> [WRITTEN INSTRUCTION] Extract the text of each entry below exactly, leaving every image behind.

> [TASK INPUT]
►

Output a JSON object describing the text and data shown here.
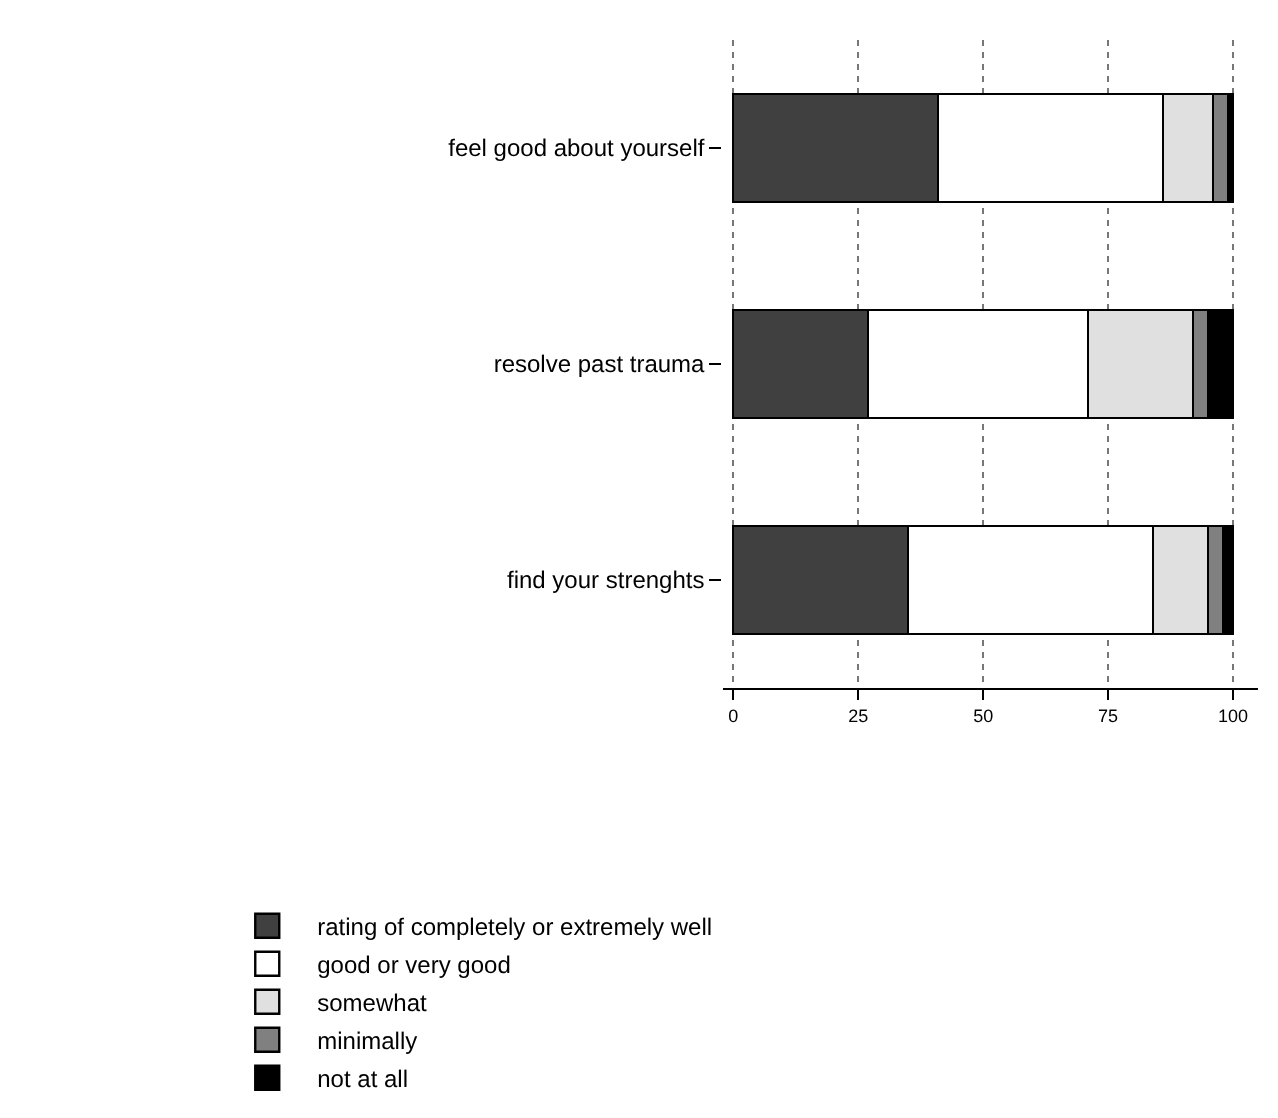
{
  "chart_data": {
    "type": "bar",
    "orientation": "horizontal",
    "stacked": true,
    "categories": [
      "feel good about yourself",
      "resolve past trauma",
      "find your strenghts"
    ],
    "series": [
      {
        "name": "rating of completely or extremely well",
        "color": "#404040",
        "values": [
          41,
          27,
          35
        ]
      },
      {
        "name": "good or very good",
        "color": "#ffffff",
        "values": [
          45,
          44,
          49
        ]
      },
      {
        "name": "somewhat",
        "color": "#e0e0e0",
        "values": [
          10,
          21,
          11
        ]
      },
      {
        "name": "minimally",
        "color": "#808080",
        "values": [
          3,
          3,
          3
        ]
      },
      {
        "name": "not at all",
        "color": "#000000",
        "values": [
          1,
          5,
          2
        ]
      }
    ],
    "xlim": [
      -2,
      105
    ],
    "xticks": [
      0,
      25,
      50,
      75,
      100
    ],
    "grid": "x",
    "legend": "bottom"
  }
}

◄

> [TASK RESULT]
Output a JSON object describing the text and data shown here.
{
  "chart_data": {
    "type": "bar",
    "orientation": "horizontal",
    "stacked": true,
    "categories": [
      "feel good about yourself",
      "resolve past trauma",
      "find your strenghts"
    ],
    "series": [
      {
        "name": "rating of completely or extremely well",
        "color": "#404040",
        "values": [
          41,
          27,
          35
        ]
      },
      {
        "name": "good or very good",
        "color": "#ffffff",
        "values": [
          45,
          44,
          49
        ]
      },
      {
        "name": "somewhat",
        "color": "#e0e0e0",
        "values": [
          10,
          21,
          11
        ]
      },
      {
        "name": "minimally",
        "color": "#808080",
        "values": [
          3,
          3,
          3
        ]
      },
      {
        "name": "not at all",
        "color": "#000000",
        "values": [
          1,
          5,
          2
        ]
      }
    ],
    "xlim": [
      -2,
      105
    ],
    "xticks": [
      0,
      25,
      50,
      75,
      100
    ],
    "grid": "x",
    "legend": "bottom"
  }
}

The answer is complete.